**TASK STATEMENT:**
Please transcribe the data below exactly. Leave the pictures out.

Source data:
* begin *
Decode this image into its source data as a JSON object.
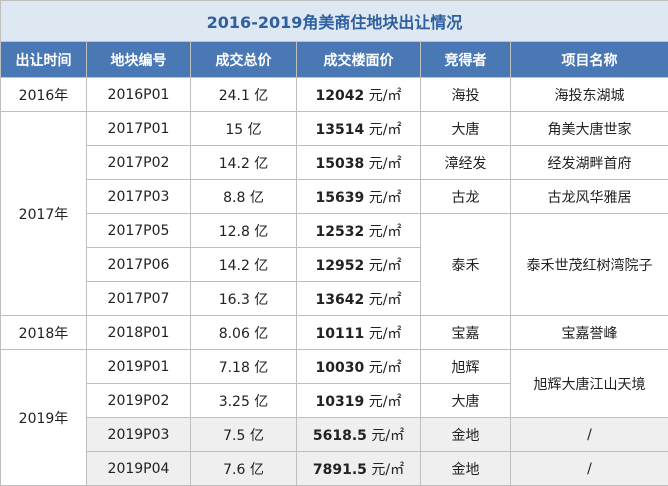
{
  "title": "2016-2019角美商住地块出让情况",
  "table": {
    "header": [
      "出让时间",
      "地块编号",
      "成交总价",
      "成交楼面价",
      "竞得者",
      "项目名称"
    ],
    "rows": [
      {
        "year": "2016年",
        "plot": "2016P01",
        "total": "24.1 亿",
        "floor": "12042",
        "unit": "元/㎡",
        "winner": "海投",
        "project": "海投东湖城"
      },
      {
        "year": "2017年",
        "plot": "2017P01",
        "total": "15 亿",
        "floor": "13514",
        "unit": "元/㎡",
        "winner": "大唐",
        "project": "角美大唐世家"
      },
      {
        "plot": "2017P02",
        "total": "14.2 亿",
        "floor": "15038",
        "unit": "元/㎡",
        "winner": "漳经发",
        "project": "经发湖畔首府"
      },
      {
        "plot": "2017P03",
        "total": "8.8 亿",
        "floor": "15639",
        "unit": "元/㎡",
        "winner": "古龙",
        "project": "古龙风华雅居"
      },
      {
        "plot": "2017P05",
        "total": "12.8 亿",
        "floor": "12532",
        "unit": "元/㎡",
        "winner": "泰禾",
        "project": "泰禾世茂红树湾院子"
      },
      {
        "plot": "2017P06",
        "total": "14.2 亿",
        "floor": "12952",
        "unit": "元/㎡"
      },
      {
        "plot": "2017P07",
        "total": "16.3 亿",
        "floor": "13642",
        "unit": "元/㎡"
      },
      {
        "year": "2018年",
        "plot": "2018P01",
        "total": "8.06 亿",
        "floor": "10111",
        "unit": "元/㎡",
        "winner": "宝嘉",
        "project": "宝嘉誉峰"
      },
      {
        "year": "2019年",
        "plot": "2019P01",
        "total": "7.18 亿",
        "floor": "10030",
        "unit": "元/㎡",
        "winner": "旭辉",
        "project": "旭辉大唐江山天境"
      },
      {
        "plot": "2019P02",
        "total": "3.25 亿",
        "floor": "10319",
        "unit": "元/㎡",
        "winner": "大唐"
      },
      {
        "plot": "2019P03",
        "total": "7.5 亿",
        "floor": "5618.5",
        "unit": "元/㎡",
        "winner": "金地",
        "project": "/"
      },
      {
        "plot": "2019P04",
        "total": "7.6 亿",
        "floor": "7891.5",
        "unit": "元/㎡",
        "winner": "金地",
        "project": "/"
      }
    ]
  }
}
* end *
**RESPONSE:**
Decode this image into its source data as a JSON object.
{
  "title": "2016-2019角美商住地块出让情况",
  "table": {
    "header": [
      "出让时间",
      "地块编号",
      "成交总价",
      "成交楼面价",
      "竞得者",
      "项目名称"
    ],
    "rows": [
      {
        "year": "2016年",
        "plot": "2016P01",
        "total": "24.1 亿",
        "floor": "12042",
        "unit": "元/㎡",
        "winner": "海投",
        "project": "海投东湖城"
      },
      {
        "year": "2017年",
        "plot": "2017P01",
        "total": "15 亿",
        "floor": "13514",
        "unit": "元/㎡",
        "winner": "大唐",
        "project": "角美大唐世家"
      },
      {
        "plot": "2017P02",
        "total": "14.2 亿",
        "floor": "15038",
        "unit": "元/㎡",
        "winner": "漳经发",
        "project": "经发湖畔首府"
      },
      {
        "plot": "2017P03",
        "total": "8.8 亿",
        "floor": "15639",
        "unit": "元/㎡",
        "winner": "古龙",
        "project": "古龙风华雅居"
      },
      {
        "plot": "2017P05",
        "total": "12.8 亿",
        "floor": "12532",
        "unit": "元/㎡",
        "winner": "泰禾",
        "project": "泰禾世茂红树湾院子"
      },
      {
        "plot": "2017P06",
        "total": "14.2 亿",
        "floor": "12952",
        "unit": "元/㎡"
      },
      {
        "plot": "2017P07",
        "total": "16.3 亿",
        "floor": "13642",
        "unit": "元/㎡"
      },
      {
        "year": "2018年",
        "plot": "2018P01",
        "total": "8.06 亿",
        "floor": "10111",
        "unit": "元/㎡",
        "winner": "宝嘉",
        "project": "宝嘉誉峰"
      },
      {
        "year": "2019年",
        "plot": "2019P01",
        "total": "7.18 亿",
        "floor": "10030",
        "unit": "元/㎡",
        "winner": "旭辉",
        "project": "旭辉大唐江山天境"
      },
      {
        "plot": "2019P02",
        "total": "3.25 亿",
        "floor": "10319",
        "unit": "元/㎡",
        "winner": "大唐"
      },
      {
        "plot": "2019P03",
        "total": "7.5 亿",
        "floor": "5618.5",
        "unit": "元/㎡",
        "winner": "金地",
        "project": "/"
      },
      {
        "plot": "2019P04",
        "total": "7.6 亿",
        "floor": "7891.5",
        "unit": "元/㎡",
        "winner": "金地",
        "project": "/"
      }
    ]
  }
}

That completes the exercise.